[Data entries]
=-=-=
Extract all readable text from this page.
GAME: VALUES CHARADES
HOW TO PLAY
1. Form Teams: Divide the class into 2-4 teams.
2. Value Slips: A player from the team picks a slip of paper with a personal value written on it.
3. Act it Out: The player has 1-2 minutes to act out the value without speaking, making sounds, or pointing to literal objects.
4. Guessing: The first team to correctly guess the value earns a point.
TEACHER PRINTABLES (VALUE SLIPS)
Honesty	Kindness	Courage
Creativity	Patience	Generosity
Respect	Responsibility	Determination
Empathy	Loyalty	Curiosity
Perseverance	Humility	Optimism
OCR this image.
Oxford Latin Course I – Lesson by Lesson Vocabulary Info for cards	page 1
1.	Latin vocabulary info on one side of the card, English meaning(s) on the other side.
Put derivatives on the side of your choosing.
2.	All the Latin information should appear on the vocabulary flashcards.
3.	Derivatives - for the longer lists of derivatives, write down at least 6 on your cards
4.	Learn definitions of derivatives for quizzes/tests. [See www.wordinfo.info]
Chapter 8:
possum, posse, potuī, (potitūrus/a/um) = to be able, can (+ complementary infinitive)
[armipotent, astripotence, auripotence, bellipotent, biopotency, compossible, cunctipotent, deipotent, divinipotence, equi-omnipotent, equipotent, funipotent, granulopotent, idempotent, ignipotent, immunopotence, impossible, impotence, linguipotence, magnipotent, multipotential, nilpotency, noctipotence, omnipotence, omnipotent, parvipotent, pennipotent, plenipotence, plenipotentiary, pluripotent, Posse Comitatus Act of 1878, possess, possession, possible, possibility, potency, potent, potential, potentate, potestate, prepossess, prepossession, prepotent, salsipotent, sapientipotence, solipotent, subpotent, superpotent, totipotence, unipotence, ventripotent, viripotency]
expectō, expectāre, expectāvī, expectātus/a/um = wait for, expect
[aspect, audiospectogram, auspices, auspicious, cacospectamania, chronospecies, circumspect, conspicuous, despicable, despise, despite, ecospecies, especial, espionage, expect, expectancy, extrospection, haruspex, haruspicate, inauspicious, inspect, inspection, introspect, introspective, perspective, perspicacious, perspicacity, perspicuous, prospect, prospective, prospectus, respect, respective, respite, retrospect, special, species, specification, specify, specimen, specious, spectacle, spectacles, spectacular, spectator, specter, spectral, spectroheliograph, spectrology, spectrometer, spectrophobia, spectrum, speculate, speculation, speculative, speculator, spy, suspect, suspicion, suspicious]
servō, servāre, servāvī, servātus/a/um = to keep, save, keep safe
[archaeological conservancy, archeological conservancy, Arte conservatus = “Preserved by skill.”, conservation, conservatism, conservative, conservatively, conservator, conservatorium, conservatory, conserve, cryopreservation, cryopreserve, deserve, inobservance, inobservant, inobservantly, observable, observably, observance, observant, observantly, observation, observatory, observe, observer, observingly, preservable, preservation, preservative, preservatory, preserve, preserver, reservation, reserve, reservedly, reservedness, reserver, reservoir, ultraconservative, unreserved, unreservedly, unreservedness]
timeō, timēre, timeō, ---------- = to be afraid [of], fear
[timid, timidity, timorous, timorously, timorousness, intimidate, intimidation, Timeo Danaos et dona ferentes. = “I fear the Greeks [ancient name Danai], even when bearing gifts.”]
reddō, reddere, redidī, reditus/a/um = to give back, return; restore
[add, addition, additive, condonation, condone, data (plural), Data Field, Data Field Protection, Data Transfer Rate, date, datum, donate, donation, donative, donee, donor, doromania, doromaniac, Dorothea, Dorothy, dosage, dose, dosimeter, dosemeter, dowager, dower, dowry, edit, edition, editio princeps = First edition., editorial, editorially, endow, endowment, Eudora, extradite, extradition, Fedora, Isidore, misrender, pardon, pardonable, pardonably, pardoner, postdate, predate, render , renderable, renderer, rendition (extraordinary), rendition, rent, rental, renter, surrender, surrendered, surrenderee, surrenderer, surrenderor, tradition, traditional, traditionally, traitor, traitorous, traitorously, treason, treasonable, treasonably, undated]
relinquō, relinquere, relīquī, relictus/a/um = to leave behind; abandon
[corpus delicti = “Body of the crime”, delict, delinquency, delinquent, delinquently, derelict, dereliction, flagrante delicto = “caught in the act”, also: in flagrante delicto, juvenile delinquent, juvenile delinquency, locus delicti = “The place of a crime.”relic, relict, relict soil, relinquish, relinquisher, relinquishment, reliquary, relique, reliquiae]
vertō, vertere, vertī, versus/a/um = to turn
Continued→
=-=-=
_Written problem_
Gather up every line in the data above that contains the word "this", copying each one.

_Solution to the problem_
Extract all readable text from this page.
OCR this image.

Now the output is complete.